REQUIREMENTS – Rewrite everything from the line containing "Text: 348: 348 (348, 278, 366, 286)" down to the line containing "Text: 302: 302 (42, 356, 61, 365)", both included, as a numbered list, leaving out any blank lines.

DATASET –

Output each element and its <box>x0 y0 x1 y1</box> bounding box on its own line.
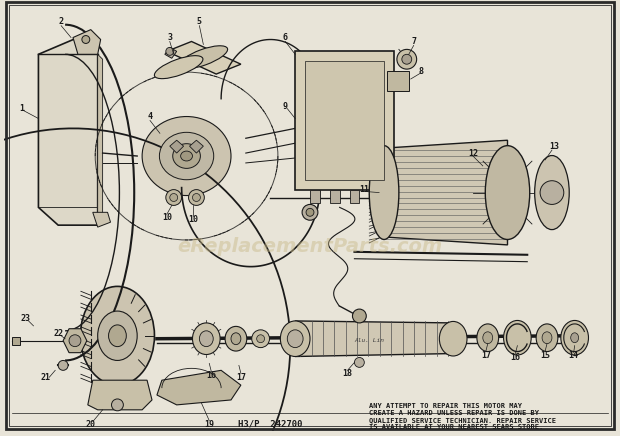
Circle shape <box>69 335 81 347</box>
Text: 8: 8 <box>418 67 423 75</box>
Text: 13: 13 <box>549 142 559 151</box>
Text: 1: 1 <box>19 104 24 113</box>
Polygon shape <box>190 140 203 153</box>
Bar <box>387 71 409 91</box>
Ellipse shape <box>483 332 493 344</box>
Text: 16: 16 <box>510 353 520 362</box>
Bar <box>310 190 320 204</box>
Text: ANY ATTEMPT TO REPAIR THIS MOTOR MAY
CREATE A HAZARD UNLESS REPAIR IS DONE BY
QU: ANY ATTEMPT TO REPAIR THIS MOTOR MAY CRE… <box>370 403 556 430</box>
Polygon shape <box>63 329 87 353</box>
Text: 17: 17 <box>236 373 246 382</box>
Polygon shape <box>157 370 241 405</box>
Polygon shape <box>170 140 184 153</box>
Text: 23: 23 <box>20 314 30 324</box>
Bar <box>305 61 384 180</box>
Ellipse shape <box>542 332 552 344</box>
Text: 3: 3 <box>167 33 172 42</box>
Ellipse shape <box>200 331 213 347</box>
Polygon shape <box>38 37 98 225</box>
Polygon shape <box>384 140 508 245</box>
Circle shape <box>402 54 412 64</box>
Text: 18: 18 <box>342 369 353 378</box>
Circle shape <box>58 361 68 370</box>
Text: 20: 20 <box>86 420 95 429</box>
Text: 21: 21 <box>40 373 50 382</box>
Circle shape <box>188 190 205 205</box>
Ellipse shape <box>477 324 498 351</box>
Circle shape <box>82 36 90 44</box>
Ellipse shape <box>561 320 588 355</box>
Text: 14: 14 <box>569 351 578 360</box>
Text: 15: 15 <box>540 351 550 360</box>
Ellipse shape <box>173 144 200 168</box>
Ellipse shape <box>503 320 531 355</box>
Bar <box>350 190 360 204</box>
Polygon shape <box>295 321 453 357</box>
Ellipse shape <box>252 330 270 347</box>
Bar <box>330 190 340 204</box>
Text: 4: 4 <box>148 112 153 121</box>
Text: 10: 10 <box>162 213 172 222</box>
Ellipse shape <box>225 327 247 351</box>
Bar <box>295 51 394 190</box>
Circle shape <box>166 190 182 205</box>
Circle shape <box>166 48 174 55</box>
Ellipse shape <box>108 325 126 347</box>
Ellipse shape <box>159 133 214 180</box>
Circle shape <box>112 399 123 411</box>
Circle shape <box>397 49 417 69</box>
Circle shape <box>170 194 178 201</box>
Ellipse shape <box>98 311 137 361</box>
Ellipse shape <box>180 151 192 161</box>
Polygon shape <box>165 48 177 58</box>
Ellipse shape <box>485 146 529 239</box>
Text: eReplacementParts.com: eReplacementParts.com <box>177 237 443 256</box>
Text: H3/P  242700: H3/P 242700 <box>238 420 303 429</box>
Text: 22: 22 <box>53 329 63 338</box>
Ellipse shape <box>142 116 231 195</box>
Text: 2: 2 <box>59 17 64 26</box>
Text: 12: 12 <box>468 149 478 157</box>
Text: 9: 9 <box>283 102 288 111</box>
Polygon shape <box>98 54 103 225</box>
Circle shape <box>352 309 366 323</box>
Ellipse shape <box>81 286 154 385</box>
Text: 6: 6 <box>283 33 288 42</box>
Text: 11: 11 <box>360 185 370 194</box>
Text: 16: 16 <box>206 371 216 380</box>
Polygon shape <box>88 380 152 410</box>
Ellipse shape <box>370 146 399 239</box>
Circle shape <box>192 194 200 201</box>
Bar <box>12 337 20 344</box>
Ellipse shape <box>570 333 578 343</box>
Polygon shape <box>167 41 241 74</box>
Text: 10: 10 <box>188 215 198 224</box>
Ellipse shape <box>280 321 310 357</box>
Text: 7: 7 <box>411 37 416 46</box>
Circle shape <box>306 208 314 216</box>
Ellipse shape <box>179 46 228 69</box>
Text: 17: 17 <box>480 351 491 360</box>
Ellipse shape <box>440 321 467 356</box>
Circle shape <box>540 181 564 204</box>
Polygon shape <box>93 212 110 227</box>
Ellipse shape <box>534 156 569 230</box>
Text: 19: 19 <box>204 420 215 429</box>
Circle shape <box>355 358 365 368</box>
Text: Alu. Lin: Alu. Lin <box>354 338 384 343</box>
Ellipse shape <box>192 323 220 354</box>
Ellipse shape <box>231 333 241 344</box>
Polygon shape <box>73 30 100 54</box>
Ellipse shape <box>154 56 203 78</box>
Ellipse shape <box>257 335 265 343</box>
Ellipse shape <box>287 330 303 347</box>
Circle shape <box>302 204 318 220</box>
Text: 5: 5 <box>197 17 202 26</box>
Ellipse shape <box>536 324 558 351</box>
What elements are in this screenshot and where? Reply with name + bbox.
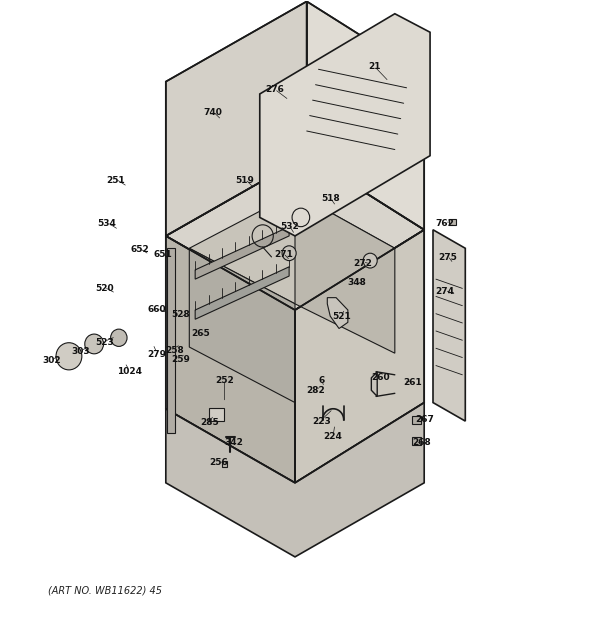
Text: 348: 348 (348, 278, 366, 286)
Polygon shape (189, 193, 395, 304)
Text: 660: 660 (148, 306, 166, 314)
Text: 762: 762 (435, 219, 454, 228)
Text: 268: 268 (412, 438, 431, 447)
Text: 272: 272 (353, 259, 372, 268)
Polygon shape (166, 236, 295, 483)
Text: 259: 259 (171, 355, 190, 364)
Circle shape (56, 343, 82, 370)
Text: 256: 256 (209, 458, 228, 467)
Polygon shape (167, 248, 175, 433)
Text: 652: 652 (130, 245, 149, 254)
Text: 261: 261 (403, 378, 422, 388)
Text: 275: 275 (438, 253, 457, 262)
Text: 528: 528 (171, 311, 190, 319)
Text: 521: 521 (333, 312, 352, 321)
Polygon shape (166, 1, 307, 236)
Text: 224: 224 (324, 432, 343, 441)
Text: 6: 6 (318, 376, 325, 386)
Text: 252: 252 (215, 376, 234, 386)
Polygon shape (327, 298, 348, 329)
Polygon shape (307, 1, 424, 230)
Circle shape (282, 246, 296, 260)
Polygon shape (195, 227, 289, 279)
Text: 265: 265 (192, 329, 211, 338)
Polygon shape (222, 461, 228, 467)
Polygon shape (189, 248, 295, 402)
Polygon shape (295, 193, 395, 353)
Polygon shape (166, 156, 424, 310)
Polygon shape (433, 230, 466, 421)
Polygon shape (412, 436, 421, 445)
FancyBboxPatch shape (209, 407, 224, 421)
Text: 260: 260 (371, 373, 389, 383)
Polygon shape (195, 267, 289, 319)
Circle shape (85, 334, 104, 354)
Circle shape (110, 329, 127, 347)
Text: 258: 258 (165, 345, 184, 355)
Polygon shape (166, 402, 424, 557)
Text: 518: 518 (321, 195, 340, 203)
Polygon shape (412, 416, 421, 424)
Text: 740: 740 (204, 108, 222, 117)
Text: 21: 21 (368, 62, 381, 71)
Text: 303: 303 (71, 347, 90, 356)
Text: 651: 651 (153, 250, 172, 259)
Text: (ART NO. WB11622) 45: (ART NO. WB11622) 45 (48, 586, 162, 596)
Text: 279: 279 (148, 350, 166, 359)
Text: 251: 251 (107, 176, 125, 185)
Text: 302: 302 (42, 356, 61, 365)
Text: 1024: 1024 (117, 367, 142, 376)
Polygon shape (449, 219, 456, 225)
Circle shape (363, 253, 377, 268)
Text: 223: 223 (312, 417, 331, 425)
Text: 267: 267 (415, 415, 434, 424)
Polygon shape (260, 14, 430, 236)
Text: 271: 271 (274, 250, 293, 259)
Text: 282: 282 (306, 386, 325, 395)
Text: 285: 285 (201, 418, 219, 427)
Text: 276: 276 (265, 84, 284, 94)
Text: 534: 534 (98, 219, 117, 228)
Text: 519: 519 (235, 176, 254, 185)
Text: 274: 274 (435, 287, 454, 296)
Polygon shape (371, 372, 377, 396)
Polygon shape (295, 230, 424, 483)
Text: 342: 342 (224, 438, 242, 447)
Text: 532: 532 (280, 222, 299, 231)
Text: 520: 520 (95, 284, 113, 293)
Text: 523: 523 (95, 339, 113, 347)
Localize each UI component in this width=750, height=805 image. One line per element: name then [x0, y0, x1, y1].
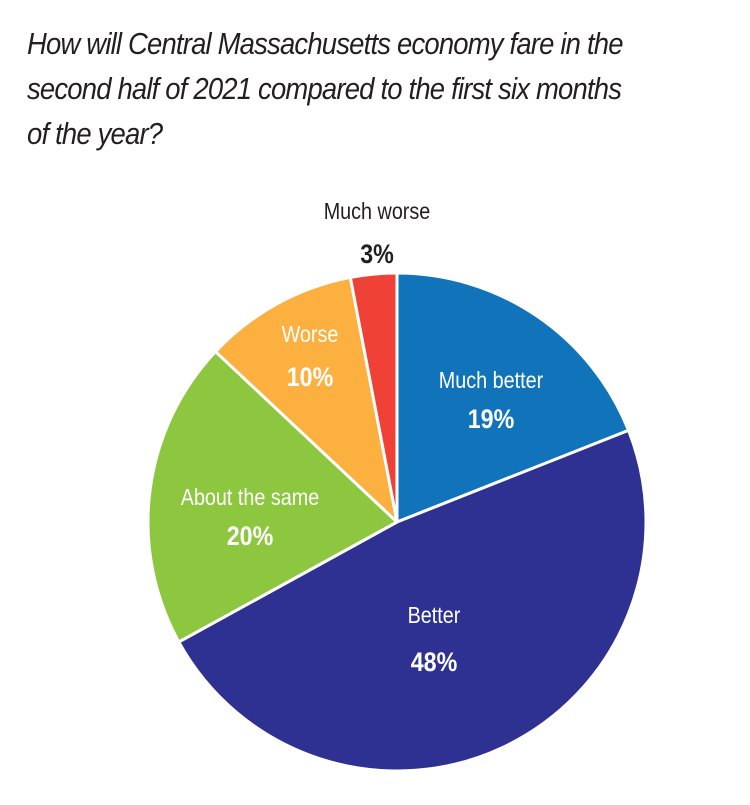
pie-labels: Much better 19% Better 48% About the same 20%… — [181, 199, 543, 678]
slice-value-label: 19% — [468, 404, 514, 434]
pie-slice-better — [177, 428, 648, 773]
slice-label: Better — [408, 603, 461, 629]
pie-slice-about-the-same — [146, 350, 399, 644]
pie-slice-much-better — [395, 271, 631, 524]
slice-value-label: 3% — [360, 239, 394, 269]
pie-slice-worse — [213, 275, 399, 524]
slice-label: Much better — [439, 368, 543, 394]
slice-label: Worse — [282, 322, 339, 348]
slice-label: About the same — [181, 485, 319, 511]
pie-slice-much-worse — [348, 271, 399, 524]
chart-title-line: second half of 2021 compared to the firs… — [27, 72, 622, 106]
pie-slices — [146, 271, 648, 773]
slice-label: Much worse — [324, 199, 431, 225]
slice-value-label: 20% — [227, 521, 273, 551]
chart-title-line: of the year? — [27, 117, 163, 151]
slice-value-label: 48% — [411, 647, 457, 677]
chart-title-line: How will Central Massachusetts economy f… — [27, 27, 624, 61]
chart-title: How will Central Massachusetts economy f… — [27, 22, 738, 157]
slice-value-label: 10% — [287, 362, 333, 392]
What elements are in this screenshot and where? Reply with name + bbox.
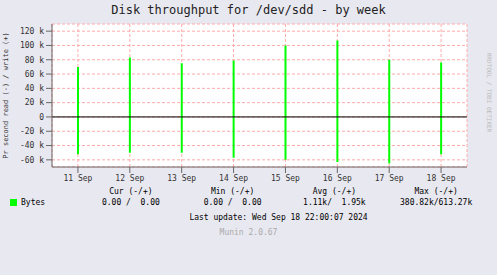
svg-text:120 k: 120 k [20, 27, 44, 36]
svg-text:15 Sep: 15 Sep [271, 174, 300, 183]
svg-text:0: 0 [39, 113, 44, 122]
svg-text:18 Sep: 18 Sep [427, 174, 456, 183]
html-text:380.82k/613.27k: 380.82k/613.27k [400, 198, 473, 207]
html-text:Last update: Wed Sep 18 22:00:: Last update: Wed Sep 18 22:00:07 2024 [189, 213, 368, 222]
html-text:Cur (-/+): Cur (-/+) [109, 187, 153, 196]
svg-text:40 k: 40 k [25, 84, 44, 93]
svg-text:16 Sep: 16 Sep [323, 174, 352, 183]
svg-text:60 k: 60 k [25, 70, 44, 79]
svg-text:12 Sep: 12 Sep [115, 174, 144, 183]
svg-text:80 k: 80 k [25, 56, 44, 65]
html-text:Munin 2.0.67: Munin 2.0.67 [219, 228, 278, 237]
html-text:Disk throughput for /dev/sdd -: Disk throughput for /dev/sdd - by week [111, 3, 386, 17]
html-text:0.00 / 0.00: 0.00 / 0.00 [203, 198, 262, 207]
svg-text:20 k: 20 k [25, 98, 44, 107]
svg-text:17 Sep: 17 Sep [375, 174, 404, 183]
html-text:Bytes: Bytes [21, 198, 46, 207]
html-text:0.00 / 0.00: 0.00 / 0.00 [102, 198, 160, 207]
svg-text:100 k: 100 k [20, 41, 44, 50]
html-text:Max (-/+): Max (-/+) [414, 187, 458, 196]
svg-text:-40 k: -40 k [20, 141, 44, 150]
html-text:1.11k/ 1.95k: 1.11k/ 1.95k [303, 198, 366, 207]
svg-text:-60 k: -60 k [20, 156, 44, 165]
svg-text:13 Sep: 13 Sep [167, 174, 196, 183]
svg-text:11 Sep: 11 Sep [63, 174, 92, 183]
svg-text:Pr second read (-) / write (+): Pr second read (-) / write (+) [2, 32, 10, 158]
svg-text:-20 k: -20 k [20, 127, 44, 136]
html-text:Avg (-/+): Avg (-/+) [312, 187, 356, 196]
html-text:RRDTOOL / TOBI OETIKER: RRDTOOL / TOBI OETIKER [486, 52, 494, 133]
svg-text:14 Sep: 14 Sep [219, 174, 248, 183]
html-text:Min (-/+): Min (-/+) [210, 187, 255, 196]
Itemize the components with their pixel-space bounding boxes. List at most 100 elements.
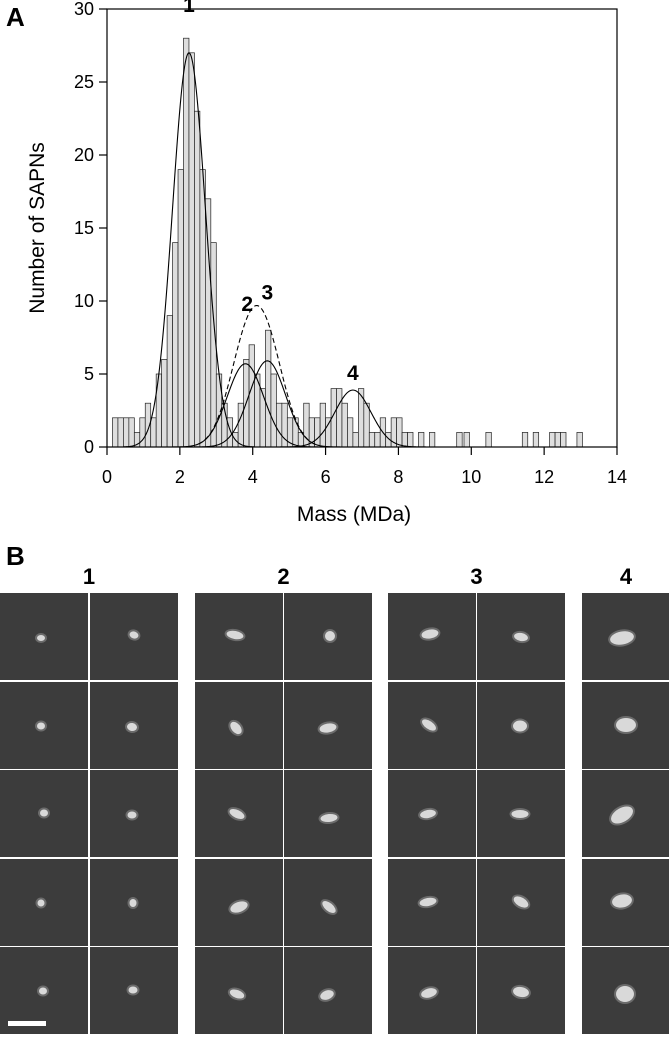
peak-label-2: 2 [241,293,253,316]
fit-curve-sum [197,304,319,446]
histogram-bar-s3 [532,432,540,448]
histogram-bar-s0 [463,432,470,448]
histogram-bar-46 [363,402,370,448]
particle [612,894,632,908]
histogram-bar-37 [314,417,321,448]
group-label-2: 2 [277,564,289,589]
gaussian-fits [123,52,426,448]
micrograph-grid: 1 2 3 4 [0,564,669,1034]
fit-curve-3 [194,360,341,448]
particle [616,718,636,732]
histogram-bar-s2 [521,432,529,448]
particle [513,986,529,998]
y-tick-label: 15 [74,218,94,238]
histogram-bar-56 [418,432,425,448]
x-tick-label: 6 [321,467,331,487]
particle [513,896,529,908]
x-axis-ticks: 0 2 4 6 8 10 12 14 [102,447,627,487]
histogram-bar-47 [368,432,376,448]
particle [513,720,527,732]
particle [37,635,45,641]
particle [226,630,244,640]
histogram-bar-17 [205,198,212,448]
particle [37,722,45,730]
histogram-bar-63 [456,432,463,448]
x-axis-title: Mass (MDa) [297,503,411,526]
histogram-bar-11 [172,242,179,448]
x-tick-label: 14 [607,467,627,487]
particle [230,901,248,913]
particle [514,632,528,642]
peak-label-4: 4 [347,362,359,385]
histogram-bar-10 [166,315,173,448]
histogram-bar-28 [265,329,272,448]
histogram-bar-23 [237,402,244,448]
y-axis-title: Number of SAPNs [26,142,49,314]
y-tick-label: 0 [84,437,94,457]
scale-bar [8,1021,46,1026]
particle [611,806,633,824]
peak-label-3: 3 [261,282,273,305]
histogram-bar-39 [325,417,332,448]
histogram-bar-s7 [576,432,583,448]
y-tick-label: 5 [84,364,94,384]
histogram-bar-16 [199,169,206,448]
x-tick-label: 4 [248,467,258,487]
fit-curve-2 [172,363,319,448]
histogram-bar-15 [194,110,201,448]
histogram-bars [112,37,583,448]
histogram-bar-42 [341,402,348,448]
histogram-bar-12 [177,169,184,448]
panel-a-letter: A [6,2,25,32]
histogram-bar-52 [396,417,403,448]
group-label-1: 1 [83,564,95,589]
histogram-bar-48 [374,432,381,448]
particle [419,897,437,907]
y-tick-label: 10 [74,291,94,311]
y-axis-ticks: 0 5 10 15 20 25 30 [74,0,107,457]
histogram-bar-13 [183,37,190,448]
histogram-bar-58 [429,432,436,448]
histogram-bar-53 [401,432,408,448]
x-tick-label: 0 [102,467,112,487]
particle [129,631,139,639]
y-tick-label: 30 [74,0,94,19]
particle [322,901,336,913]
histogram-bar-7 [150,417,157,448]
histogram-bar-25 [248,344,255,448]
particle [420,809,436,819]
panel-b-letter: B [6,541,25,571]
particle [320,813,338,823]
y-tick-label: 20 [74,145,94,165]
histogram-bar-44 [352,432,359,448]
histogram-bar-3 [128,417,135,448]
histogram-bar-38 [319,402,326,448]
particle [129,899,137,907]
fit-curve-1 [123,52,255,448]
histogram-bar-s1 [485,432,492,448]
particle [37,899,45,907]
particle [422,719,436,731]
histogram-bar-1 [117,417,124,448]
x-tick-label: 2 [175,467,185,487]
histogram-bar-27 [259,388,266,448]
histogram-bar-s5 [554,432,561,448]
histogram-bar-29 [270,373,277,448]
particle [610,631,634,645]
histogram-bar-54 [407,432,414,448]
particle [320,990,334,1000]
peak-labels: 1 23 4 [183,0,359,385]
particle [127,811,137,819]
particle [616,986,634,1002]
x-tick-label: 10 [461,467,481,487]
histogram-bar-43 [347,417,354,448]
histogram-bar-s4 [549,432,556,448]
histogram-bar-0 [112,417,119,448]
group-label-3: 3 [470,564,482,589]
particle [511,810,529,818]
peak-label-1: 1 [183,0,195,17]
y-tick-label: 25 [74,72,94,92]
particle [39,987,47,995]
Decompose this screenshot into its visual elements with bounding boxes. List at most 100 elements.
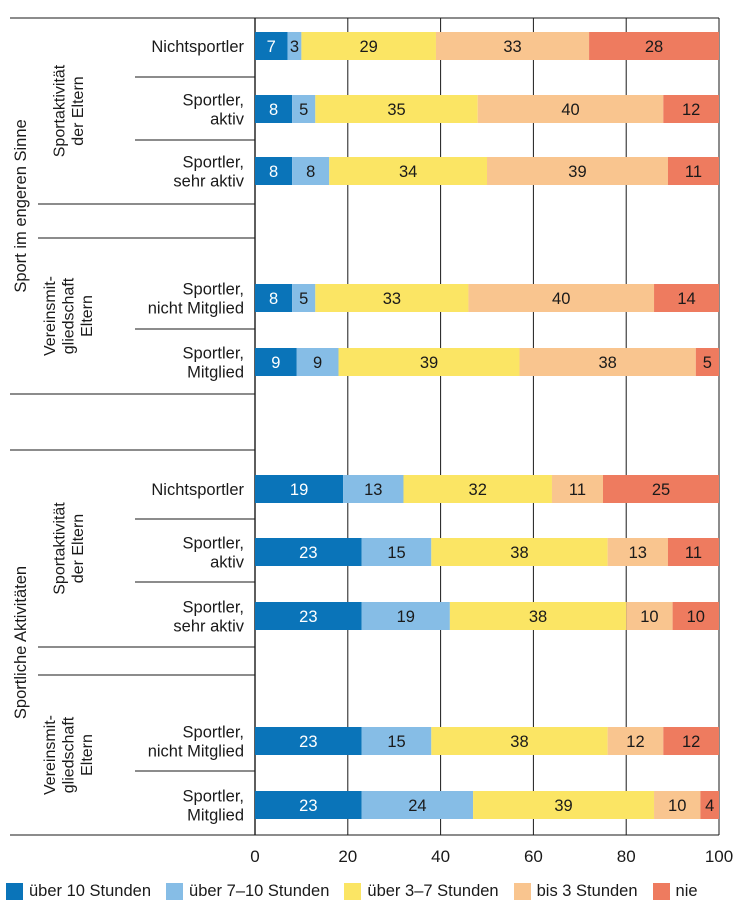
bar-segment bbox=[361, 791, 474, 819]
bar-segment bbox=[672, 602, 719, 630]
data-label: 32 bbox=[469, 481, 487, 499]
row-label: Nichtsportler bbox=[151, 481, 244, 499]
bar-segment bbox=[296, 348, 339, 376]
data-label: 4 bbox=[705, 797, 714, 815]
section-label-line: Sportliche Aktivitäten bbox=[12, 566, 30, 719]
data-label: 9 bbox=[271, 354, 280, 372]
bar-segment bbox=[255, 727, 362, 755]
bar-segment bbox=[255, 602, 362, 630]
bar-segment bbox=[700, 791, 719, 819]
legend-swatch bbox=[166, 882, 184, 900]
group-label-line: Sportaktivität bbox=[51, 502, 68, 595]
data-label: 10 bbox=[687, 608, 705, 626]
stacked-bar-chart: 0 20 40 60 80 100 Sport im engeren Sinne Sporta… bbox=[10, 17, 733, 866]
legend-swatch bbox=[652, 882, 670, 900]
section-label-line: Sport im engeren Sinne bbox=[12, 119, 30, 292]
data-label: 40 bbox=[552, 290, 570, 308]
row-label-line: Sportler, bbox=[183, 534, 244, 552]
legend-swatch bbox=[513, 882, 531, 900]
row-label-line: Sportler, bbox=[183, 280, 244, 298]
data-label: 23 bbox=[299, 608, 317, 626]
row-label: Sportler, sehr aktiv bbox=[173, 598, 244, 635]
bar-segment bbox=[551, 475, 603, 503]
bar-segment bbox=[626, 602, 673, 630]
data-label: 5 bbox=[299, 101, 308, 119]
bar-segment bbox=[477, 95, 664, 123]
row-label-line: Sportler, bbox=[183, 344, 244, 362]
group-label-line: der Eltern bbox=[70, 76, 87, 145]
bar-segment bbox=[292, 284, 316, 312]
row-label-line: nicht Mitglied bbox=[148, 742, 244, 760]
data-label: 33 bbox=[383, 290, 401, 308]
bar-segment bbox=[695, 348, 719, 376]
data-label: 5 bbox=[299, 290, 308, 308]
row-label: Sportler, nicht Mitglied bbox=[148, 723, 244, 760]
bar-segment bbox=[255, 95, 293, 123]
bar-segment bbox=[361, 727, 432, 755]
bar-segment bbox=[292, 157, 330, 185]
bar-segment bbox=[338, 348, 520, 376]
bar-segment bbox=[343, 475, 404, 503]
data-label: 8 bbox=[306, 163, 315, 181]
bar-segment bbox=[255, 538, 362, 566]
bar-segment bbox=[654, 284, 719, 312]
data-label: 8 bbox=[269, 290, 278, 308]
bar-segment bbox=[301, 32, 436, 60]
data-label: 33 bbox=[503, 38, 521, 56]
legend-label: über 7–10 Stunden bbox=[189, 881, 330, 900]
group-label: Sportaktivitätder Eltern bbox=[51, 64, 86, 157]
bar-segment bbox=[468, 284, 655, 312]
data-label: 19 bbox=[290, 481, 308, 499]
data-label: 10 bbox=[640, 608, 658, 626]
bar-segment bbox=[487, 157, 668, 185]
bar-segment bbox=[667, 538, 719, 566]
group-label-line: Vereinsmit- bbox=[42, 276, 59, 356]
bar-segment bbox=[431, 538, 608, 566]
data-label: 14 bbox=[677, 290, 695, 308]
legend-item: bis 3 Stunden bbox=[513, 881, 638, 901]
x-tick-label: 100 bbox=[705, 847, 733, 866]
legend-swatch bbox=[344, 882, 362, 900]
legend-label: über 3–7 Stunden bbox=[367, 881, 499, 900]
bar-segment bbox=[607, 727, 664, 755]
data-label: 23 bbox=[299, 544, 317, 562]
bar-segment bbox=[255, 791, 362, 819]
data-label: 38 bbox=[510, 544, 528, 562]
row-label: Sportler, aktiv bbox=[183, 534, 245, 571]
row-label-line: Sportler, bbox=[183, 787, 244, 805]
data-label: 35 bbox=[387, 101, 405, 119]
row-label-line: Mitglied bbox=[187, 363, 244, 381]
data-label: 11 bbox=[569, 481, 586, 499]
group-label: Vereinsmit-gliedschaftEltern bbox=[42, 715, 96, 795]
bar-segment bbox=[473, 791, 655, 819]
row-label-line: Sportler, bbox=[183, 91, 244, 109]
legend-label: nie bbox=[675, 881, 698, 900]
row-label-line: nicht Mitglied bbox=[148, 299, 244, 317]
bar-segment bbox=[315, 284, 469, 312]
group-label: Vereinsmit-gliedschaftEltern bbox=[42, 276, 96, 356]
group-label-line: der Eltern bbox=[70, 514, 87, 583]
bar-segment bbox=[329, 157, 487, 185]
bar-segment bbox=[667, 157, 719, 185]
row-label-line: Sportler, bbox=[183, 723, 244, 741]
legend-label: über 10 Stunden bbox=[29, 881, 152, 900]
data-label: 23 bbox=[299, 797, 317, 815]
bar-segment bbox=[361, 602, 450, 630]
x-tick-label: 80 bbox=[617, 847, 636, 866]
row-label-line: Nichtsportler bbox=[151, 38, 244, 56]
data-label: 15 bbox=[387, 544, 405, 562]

FULL OUTPUT –
1. Text: 348: 348 (348, 278, 366, 286)
2. Polygon shape (189, 193, 395, 304)
3. Text: 660: 660 (148, 306, 166, 314)
4. Text: 762: 762 (435, 219, 454, 228)
5. Text: 268: 268 (412, 438, 431, 447)
6. Text: 272: 272 (353, 259, 372, 268)
7. Polygon shape (166, 236, 295, 483)
8. Text: 259: 259 (171, 355, 190, 364)
9. Circle shape (56, 343, 82, 370)
10. Text: 256: 256 (209, 458, 228, 467)
11. Polygon shape (167, 248, 175, 433)
12. Text: 652: 652 (130, 245, 149, 254)
13. Text: 261: 261 (403, 378, 422, 388)
14. Text: 275: 275 (438, 253, 457, 262)
15. Text: 528: 528 (171, 311, 190, 319)
16. Text: 521: 521 (333, 312, 352, 321)
17. Polygon shape (166, 1, 307, 236)
18. Text: 224: 224 (324, 432, 343, 441)
19. Text: 6: 6 (318, 376, 325, 386)
20. Text: 252: 252 (215, 376, 234, 386)
21. Polygon shape (327, 298, 348, 329)
22. Polygon shape (307, 1, 424, 230)
23. Circle shape (282, 246, 296, 260)
24. Polygon shape (195, 227, 289, 279)
25. Text: 265: 265 (192, 329, 211, 338)
26. Polygon shape (222, 461, 228, 467)
27. Polygon shape (189, 248, 295, 402)
28. Polygon shape (295, 193, 395, 353)
29. Polygon shape (166, 156, 424, 310)
30. Polygon shape (433, 230, 466, 421)
31. Polygon shape (412, 436, 421, 445)
32. FancyBboxPatch shape (209, 407, 224, 421)
33. Text: 260: 260 (371, 373, 389, 383)
34. Polygon shape (195, 267, 289, 319)
35. Circle shape (85, 334, 104, 354)
36. Circle shape (110, 329, 127, 347)
37. Text: 258: 258 (165, 345, 184, 355)
38. Polygon shape (166, 402, 424, 557)
39. Text: 518: 518 (321, 195, 340, 203)
40. Polygon shape (412, 416, 421, 424)
41. Text: 740: 740 (204, 108, 222, 117)
42. Text: 21: 21 (368, 62, 381, 71)
43. Text: 303: 303 (71, 347, 90, 356)
44. Text: 651: 651 (153, 250, 172, 259)
45. Text: (ART NO. WB11622) 45: (ART NO. WB11622) 45 (48, 586, 162, 596)
46. Text: 279: 279 (148, 350, 166, 359)
47. Text: 251: 251 (107, 176, 125, 185)
48. Text: 302: 302 (42, 356, 61, 365)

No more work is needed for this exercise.